[Goal of the exercise] From the listing below, extract each entry exactly as written, minus the images.
::::::::::
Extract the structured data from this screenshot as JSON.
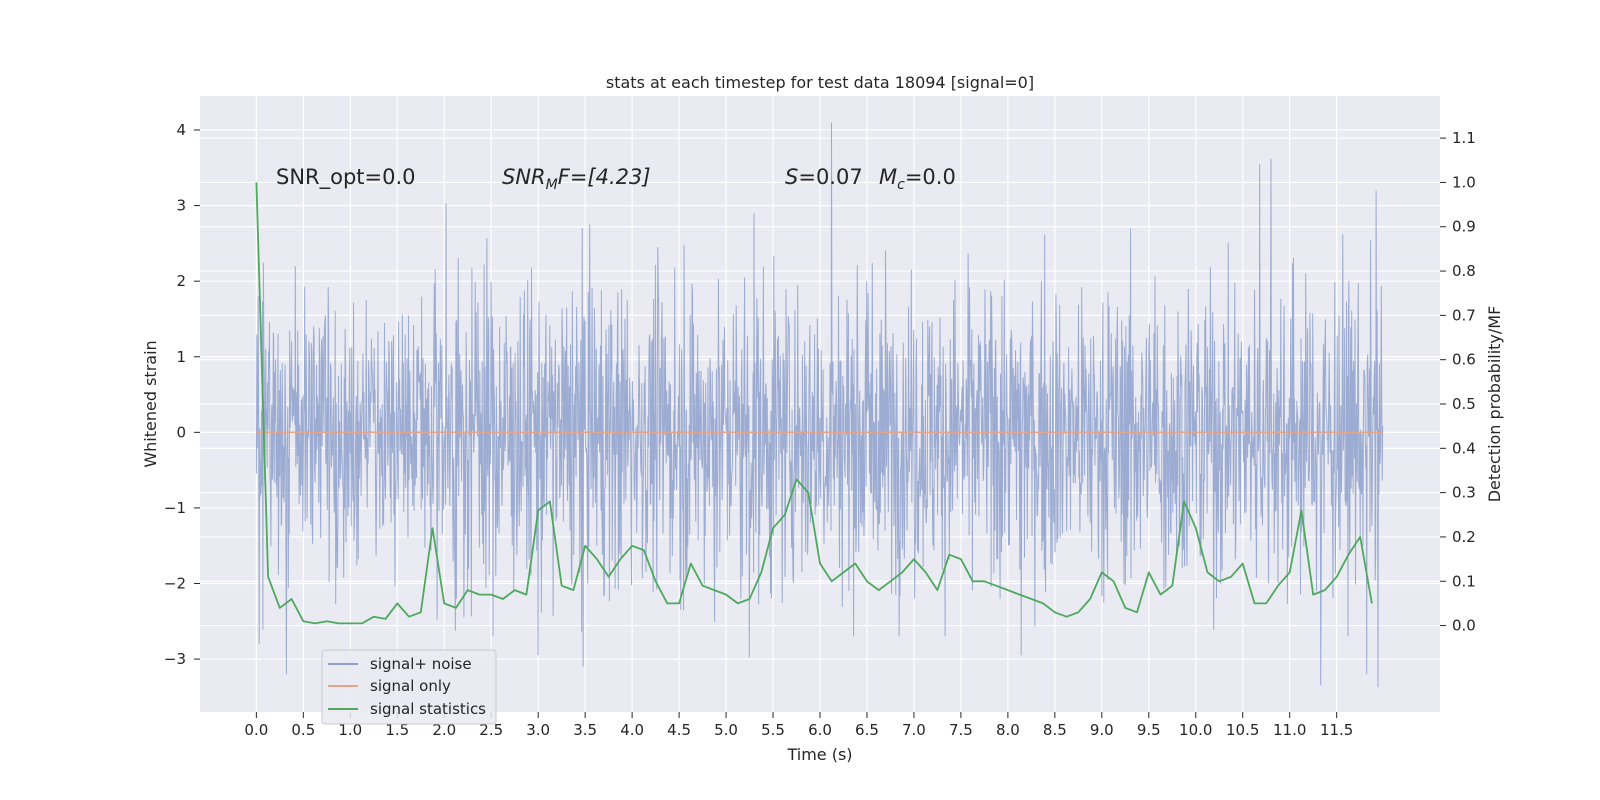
{
  "chart_data": {
    "type": "line",
    "title": "stats at each timestep for test data 18094 [signal=0]",
    "xlabel": "Time (s)",
    "ylabel": "Whitened strain",
    "ylabel_right": "Detection probability/MF",
    "x_ticks": [
      "0.0",
      "0.5",
      "1.0",
      "1.5",
      "2.0",
      "2.5",
      "3.0",
      "3.5",
      "4.0",
      "4.5",
      "5.0",
      "5.5",
      "6.0",
      "6.5",
      "7.0",
      "7.5",
      "8.0",
      "8.5",
      "9.0",
      "9.5",
      "10.0",
      "10.5",
      "11.0",
      "11.5"
    ],
    "y_ticks": [
      "−3",
      "−2",
      "−1",
      "0",
      "1",
      "2",
      "3",
      "4"
    ],
    "y2_ticks": [
      "0.0",
      "0.1",
      "0.2",
      "0.3",
      "0.4",
      "0.5",
      "0.6",
      "0.7",
      "0.8",
      "0.9",
      "1.0",
      "1.1"
    ],
    "xlim": [
      -0.6,
      12.6
    ],
    "ylim": [
      -3.7,
      4.45
    ],
    "y2lim": [
      -0.195,
      1.195
    ],
    "grid": true,
    "legend_position": "lower-left",
    "annotations": {
      "snr_opt": "SNR_opt=0.0",
      "snr_mf_base": "SNR",
      "snr_mf_sub": "M",
      "snr_mf_rest": "F=[4.23]",
      "s_stat_sym": "S",
      "s_stat_val": "=0.07",
      "mc_sym": "M",
      "mc_sub": "c",
      "mc_val": "=0.0"
    },
    "series": [
      {
        "name": "signal+ noise",
        "color": "#8da0cb",
        "kind": "noise",
        "x_range": [
          0.0,
          11.99
        ],
        "typical_amplitude": 1.0,
        "extremes": [
          {
            "x": 0.02,
            "y": 1.8
          },
          {
            "x": 0.03,
            "y": -2.8
          },
          {
            "x": 0.32,
            "y": -3.2
          },
          {
            "x": 2.02,
            "y": 3.03
          },
          {
            "x": 3.0,
            "y": -2.95
          },
          {
            "x": 3.48,
            "y": -3.1
          },
          {
            "x": 3.55,
            "y": 2.75
          },
          {
            "x": 5.25,
            "y": -2.98
          },
          {
            "x": 5.3,
            "y": 2.9
          },
          {
            "x": 6.12,
            "y": 4.1
          },
          {
            "x": 8.14,
            "y": -2.95
          },
          {
            "x": 10.68,
            "y": 3.55
          },
          {
            "x": 10.8,
            "y": 3.62
          },
          {
            "x": 11.33,
            "y": -3.35
          },
          {
            "x": 11.82,
            "y": -3.2
          },
          {
            "x": 11.92,
            "y": 3.2
          },
          {
            "x": 11.94,
            "y": -3.37
          }
        ]
      },
      {
        "name": "signal only",
        "color": "#e5a58a",
        "x": [
          0.0,
          11.99
        ],
        "y": [
          0.0,
          0.0
        ]
      },
      {
        "name": "signal statistics",
        "color": "#4ea85e",
        "axis": "right",
        "x": [
          0.0,
          0.125,
          0.25,
          0.375,
          0.5,
          0.625,
          0.75,
          0.875,
          1.0,
          1.125,
          1.25,
          1.375,
          1.5,
          1.625,
          1.75,
          1.875,
          2.0,
          2.125,
          2.25,
          2.375,
          2.5,
          2.625,
          2.75,
          2.875,
          3.0,
          3.125,
          3.25,
          3.375,
          3.5,
          3.625,
          3.75,
          3.875,
          4.0,
          4.125,
          4.25,
          4.375,
          4.5,
          4.625,
          4.75,
          4.875,
          5.0,
          5.125,
          5.25,
          5.375,
          5.5,
          5.625,
          5.75,
          5.875,
          6.0,
          6.125,
          6.25,
          6.375,
          6.5,
          6.625,
          6.75,
          6.875,
          7.0,
          7.125,
          7.25,
          7.375,
          7.5,
          7.625,
          7.75,
          7.875,
          8.0,
          8.125,
          8.25,
          8.375,
          8.5,
          8.625,
          8.75,
          8.875,
          9.0,
          9.125,
          9.25,
          9.375,
          9.5,
          9.625,
          9.75,
          9.875,
          10.0,
          10.125,
          10.25,
          10.375,
          10.5,
          10.625,
          10.75,
          10.875,
          11.0,
          11.125,
          11.25,
          11.375,
          11.5,
          11.625,
          11.75,
          11.875
        ],
        "y": [
          1.0,
          0.11,
          0.04,
          0.06,
          0.01,
          0.005,
          0.01,
          0.005,
          0.005,
          0.005,
          0.02,
          0.015,
          0.05,
          0.02,
          0.03,
          0.22,
          0.05,
          0.04,
          0.08,
          0.07,
          0.07,
          0.06,
          0.08,
          0.07,
          0.26,
          0.28,
          0.09,
          0.08,
          0.18,
          0.15,
          0.11,
          0.15,
          0.18,
          0.17,
          0.1,
          0.05,
          0.05,
          0.14,
          0.09,
          0.08,
          0.07,
          0.05,
          0.06,
          0.12,
          0.22,
          0.25,
          0.33,
          0.3,
          0.14,
          0.1,
          0.12,
          0.14,
          0.1,
          0.08,
          0.1,
          0.12,
          0.15,
          0.12,
          0.08,
          0.16,
          0.15,
          0.1,
          0.1,
          0.09,
          0.08,
          0.07,
          0.06,
          0.05,
          0.03,
          0.02,
          0.03,
          0.06,
          0.12,
          0.1,
          0.04,
          0.03,
          0.12,
          0.07,
          0.09,
          0.28,
          0.22,
          0.12,
          0.1,
          0.11,
          0.14,
          0.05,
          0.05,
          0.09,
          0.12,
          0.26,
          0.07,
          0.08,
          0.11,
          0.16,
          0.2,
          0.05
        ]
      }
    ]
  }
}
::::::::::
[Output]
Extract the structured data from this screenshot as JSON.
{
  "chart_data": {
    "type": "line",
    "title": "stats at each timestep for test data 18094 [signal=0]",
    "xlabel": "Time (s)",
    "ylabel": "Whitened strain",
    "ylabel_right": "Detection probability/MF",
    "x_ticks": [
      "0.0",
      "0.5",
      "1.0",
      "1.5",
      "2.0",
      "2.5",
      "3.0",
      "3.5",
      "4.0",
      "4.5",
      "5.0",
      "5.5",
      "6.0",
      "6.5",
      "7.0",
      "7.5",
      "8.0",
      "8.5",
      "9.0",
      "9.5",
      "10.0",
      "10.5",
      "11.0",
      "11.5"
    ],
    "y_ticks": [
      "−3",
      "−2",
      "−1",
      "0",
      "1",
      "2",
      "3",
      "4"
    ],
    "y2_ticks": [
      "0.0",
      "0.1",
      "0.2",
      "0.3",
      "0.4",
      "0.5",
      "0.6",
      "0.7",
      "0.8",
      "0.9",
      "1.0",
      "1.1"
    ],
    "xlim": [
      -0.6,
      12.6
    ],
    "ylim": [
      -3.7,
      4.45
    ],
    "y2lim": [
      -0.195,
      1.195
    ],
    "grid": true,
    "legend_position": "lower-left",
    "annotations": {
      "snr_opt": "SNR_opt=0.0",
      "snr_mf_base": "SNR",
      "snr_mf_sub": "M",
      "snr_mf_rest": "F=[4.23]",
      "s_stat_sym": "S",
      "s_stat_val": "=0.07",
      "mc_sym": "M",
      "mc_sub": "c",
      "mc_val": "=0.0"
    },
    "series": [
      {
        "name": "signal+ noise",
        "color": "#8da0cb",
        "kind": "noise",
        "x_range": [
          0.0,
          11.99
        ],
        "typical_amplitude": 1.0,
        "extremes": [
          {
            "x": 0.02,
            "y": 1.8
          },
          {
            "x": 0.03,
            "y": -2.8
          },
          {
            "x": 0.32,
            "y": -3.2
          },
          {
            "x": 2.02,
            "y": 3.03
          },
          {
            "x": 3.0,
            "y": -2.95
          },
          {
            "x": 3.48,
            "y": -3.1
          },
          {
            "x": 3.55,
            "y": 2.75
          },
          {
            "x": 5.25,
            "y": -2.98
          },
          {
            "x": 5.3,
            "y": 2.9
          },
          {
            "x": 6.12,
            "y": 4.1
          },
          {
            "x": 8.14,
            "y": -2.95
          },
          {
            "x": 10.68,
            "y": 3.55
          },
          {
            "x": 10.8,
            "y": 3.62
          },
          {
            "x": 11.33,
            "y": -3.35
          },
          {
            "x": 11.82,
            "y": -3.2
          },
          {
            "x": 11.92,
            "y": 3.2
          },
          {
            "x": 11.94,
            "y": -3.37
          }
        ]
      },
      {
        "name": "signal only",
        "color": "#e5a58a",
        "x": [
          0.0,
          11.99
        ],
        "y": [
          0.0,
          0.0
        ]
      },
      {
        "name": "signal statistics",
        "color": "#4ea85e",
        "axis": "right",
        "x": [
          0.0,
          0.125,
          0.25,
          0.375,
          0.5,
          0.625,
          0.75,
          0.875,
          1.0,
          1.125,
          1.25,
          1.375,
          1.5,
          1.625,
          1.75,
          1.875,
          2.0,
          2.125,
          2.25,
          2.375,
          2.5,
          2.625,
          2.75,
          2.875,
          3.0,
          3.125,
          3.25,
          3.375,
          3.5,
          3.625,
          3.75,
          3.875,
          4.0,
          4.125,
          4.25,
          4.375,
          4.5,
          4.625,
          4.75,
          4.875,
          5.0,
          5.125,
          5.25,
          5.375,
          5.5,
          5.625,
          5.75,
          5.875,
          6.0,
          6.125,
          6.25,
          6.375,
          6.5,
          6.625,
          6.75,
          6.875,
          7.0,
          7.125,
          7.25,
          7.375,
          7.5,
          7.625,
          7.75,
          7.875,
          8.0,
          8.125,
          8.25,
          8.375,
          8.5,
          8.625,
          8.75,
          8.875,
          9.0,
          9.125,
          9.25,
          9.375,
          9.5,
          9.625,
          9.75,
          9.875,
          10.0,
          10.125,
          10.25,
          10.375,
          10.5,
          10.625,
          10.75,
          10.875,
          11.0,
          11.125,
          11.25,
          11.375,
          11.5,
          11.625,
          11.75,
          11.875
        ],
        "y": [
          1.0,
          0.11,
          0.04,
          0.06,
          0.01,
          0.005,
          0.01,
          0.005,
          0.005,
          0.005,
          0.02,
          0.015,
          0.05,
          0.02,
          0.03,
          0.22,
          0.05,
          0.04,
          0.08,
          0.07,
          0.07,
          0.06,
          0.08,
          0.07,
          0.26,
          0.28,
          0.09,
          0.08,
          0.18,
          0.15,
          0.11,
          0.15,
          0.18,
          0.17,
          0.1,
          0.05,
          0.05,
          0.14,
          0.09,
          0.08,
          0.07,
          0.05,
          0.06,
          0.12,
          0.22,
          0.25,
          0.33,
          0.3,
          0.14,
          0.1,
          0.12,
          0.14,
          0.1,
          0.08,
          0.1,
          0.12,
          0.15,
          0.12,
          0.08,
          0.16,
          0.15,
          0.1,
          0.1,
          0.09,
          0.08,
          0.07,
          0.06,
          0.05,
          0.03,
          0.02,
          0.03,
          0.06,
          0.12,
          0.1,
          0.04,
          0.03,
          0.12,
          0.07,
          0.09,
          0.28,
          0.22,
          0.12,
          0.1,
          0.11,
          0.14,
          0.05,
          0.05,
          0.09,
          0.12,
          0.26,
          0.07,
          0.08,
          0.11,
          0.16,
          0.2,
          0.05
        ]
      }
    ]
  }
}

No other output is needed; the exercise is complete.